(Layout element annotations)
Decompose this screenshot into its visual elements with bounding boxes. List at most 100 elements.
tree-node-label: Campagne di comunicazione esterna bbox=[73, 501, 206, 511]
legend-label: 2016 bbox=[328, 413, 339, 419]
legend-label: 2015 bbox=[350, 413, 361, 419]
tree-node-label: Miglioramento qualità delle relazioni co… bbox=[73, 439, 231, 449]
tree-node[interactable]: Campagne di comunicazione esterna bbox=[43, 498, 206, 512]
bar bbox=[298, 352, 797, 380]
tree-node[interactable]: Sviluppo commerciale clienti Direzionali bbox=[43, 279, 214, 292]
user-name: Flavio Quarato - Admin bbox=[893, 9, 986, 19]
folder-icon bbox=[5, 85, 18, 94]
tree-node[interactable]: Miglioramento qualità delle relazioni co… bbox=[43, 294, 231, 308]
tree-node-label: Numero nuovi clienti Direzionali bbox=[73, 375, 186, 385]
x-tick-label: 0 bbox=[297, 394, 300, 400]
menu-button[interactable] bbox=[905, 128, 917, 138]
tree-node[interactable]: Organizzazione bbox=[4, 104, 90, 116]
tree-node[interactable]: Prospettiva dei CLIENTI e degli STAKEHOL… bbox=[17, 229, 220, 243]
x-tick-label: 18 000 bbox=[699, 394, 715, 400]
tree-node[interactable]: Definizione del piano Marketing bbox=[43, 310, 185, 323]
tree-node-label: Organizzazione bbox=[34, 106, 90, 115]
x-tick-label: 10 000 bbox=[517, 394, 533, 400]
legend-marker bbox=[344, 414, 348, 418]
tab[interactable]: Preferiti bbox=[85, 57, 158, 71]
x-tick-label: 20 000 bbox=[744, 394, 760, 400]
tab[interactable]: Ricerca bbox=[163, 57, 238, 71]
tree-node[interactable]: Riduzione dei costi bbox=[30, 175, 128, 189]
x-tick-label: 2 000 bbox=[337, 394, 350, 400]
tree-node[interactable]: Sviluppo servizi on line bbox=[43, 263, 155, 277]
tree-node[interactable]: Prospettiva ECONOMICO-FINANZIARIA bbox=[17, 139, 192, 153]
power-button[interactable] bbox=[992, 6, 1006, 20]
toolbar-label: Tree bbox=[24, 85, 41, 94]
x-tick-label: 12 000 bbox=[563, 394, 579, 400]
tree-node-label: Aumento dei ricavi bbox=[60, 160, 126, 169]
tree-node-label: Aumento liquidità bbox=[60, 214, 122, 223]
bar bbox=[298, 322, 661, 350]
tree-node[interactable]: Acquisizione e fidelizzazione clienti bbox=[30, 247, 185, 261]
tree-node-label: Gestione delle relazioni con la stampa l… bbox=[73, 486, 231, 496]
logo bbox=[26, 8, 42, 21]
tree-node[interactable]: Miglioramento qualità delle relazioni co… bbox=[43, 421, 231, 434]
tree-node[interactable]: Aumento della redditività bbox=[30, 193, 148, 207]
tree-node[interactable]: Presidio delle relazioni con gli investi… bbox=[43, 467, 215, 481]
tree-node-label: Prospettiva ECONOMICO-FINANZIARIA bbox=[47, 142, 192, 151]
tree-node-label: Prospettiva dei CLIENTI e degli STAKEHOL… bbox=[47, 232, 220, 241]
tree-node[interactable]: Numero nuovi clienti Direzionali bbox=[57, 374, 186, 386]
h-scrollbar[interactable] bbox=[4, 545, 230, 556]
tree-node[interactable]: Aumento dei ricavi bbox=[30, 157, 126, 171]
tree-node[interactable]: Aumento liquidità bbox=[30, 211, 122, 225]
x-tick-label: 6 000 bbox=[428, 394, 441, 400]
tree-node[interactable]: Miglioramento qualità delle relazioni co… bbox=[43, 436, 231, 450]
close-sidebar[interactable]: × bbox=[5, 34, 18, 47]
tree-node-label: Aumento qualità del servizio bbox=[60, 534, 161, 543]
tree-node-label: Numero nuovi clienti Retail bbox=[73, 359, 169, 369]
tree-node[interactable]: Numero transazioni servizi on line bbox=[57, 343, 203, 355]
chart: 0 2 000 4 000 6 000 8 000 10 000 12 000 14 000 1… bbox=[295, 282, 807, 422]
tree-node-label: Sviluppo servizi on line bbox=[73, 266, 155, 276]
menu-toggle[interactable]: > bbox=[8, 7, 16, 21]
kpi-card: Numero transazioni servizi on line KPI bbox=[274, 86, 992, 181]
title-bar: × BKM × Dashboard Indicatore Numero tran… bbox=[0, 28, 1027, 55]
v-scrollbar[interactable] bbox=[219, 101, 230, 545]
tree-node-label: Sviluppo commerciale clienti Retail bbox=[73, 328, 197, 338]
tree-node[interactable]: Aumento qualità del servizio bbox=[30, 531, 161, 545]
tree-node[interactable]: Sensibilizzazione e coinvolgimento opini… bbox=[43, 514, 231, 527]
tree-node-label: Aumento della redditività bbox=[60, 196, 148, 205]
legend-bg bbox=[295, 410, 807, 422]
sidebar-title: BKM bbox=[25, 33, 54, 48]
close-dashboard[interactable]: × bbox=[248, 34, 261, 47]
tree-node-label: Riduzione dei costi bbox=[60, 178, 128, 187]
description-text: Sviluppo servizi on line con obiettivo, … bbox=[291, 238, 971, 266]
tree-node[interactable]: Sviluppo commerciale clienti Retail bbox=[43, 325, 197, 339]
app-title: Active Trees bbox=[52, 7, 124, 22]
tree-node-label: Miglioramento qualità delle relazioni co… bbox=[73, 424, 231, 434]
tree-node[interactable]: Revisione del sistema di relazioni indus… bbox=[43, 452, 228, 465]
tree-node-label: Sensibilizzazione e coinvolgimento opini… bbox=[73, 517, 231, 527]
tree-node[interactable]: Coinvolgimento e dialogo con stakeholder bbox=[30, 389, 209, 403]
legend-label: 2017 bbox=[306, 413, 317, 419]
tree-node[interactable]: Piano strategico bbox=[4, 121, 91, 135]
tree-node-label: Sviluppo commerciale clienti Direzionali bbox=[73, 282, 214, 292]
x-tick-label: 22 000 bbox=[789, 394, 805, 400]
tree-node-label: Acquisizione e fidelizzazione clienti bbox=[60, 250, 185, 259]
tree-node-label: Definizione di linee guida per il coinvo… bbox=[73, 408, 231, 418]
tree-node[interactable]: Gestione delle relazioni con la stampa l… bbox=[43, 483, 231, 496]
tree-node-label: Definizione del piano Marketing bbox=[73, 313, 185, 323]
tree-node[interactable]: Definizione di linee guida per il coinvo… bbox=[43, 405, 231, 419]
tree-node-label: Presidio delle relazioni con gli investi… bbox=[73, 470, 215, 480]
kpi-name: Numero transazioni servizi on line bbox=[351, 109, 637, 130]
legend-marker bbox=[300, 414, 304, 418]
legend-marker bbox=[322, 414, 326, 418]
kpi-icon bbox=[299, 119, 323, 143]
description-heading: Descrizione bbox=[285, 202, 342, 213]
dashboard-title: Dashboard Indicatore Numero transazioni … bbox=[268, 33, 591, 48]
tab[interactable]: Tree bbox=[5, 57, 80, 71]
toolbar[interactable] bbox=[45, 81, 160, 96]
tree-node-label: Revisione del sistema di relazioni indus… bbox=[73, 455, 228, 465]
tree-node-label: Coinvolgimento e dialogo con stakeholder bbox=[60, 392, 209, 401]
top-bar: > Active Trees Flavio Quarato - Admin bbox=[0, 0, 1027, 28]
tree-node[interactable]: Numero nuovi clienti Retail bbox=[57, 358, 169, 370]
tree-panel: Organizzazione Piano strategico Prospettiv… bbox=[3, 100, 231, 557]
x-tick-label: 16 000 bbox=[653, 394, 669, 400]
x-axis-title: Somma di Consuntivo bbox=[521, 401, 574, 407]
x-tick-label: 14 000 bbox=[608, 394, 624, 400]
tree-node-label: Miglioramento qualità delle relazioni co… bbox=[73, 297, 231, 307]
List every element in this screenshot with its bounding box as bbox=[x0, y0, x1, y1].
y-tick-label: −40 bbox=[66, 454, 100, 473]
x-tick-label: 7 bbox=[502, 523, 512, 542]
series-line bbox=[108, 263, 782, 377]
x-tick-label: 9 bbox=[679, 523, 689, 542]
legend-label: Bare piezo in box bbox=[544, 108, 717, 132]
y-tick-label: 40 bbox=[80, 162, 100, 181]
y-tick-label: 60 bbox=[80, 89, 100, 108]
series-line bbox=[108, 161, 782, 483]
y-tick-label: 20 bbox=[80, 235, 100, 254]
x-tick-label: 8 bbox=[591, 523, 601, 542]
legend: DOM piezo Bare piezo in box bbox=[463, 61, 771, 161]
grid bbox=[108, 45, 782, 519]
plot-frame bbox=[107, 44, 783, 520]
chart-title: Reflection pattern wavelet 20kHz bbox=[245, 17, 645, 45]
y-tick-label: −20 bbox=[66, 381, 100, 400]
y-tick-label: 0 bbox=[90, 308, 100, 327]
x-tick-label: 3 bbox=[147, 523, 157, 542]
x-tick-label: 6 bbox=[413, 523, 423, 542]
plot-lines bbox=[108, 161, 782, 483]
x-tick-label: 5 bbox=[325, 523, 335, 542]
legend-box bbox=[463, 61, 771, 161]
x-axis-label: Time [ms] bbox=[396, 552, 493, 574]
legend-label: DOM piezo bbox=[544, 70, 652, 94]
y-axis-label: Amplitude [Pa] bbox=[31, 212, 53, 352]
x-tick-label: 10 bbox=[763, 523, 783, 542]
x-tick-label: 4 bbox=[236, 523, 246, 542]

* TASK REQUIREMENTS *
Copy the rows from the first line through the line containing "tree-node[interactable]: Organizzazione bbox=[4, 104, 90, 116]", changing every "Direzionali" to "Strategici" and leaving everything else as it is.

* REPLY TO THE EXERCISE *
Decompose this screenshot into its visual elements with bounding boxes. List at most 100 elements.
tree-node-label: Campagne di comunicazione esterna bbox=[73, 501, 206, 511]
legend-label: 2016 bbox=[328, 413, 339, 419]
legend-label: 2015 bbox=[350, 413, 361, 419]
tree-node-label: Miglioramento qualità delle relazioni co… bbox=[73, 439, 231, 449]
tree-node[interactable]: Campagne di comunicazione esterna bbox=[43, 498, 206, 512]
bar bbox=[298, 352, 797, 380]
tree-node[interactable]: Sviluppo commerciale clienti Strategici bbox=[43, 279, 214, 292]
user-name: Flavio Quarato - Admin bbox=[893, 9, 986, 19]
folder-icon bbox=[5, 85, 18, 94]
tree-node[interactable]: Miglioramento qualità delle relazioni co… bbox=[43, 294, 231, 308]
tree-node-label: Numero nuovi clienti Strategici bbox=[73, 375, 186, 385]
x-tick-label: 0 bbox=[297, 394, 300, 400]
menu-button[interactable] bbox=[905, 128, 917, 138]
tree-node[interactable]: Organizzazione bbox=[4, 104, 90, 116]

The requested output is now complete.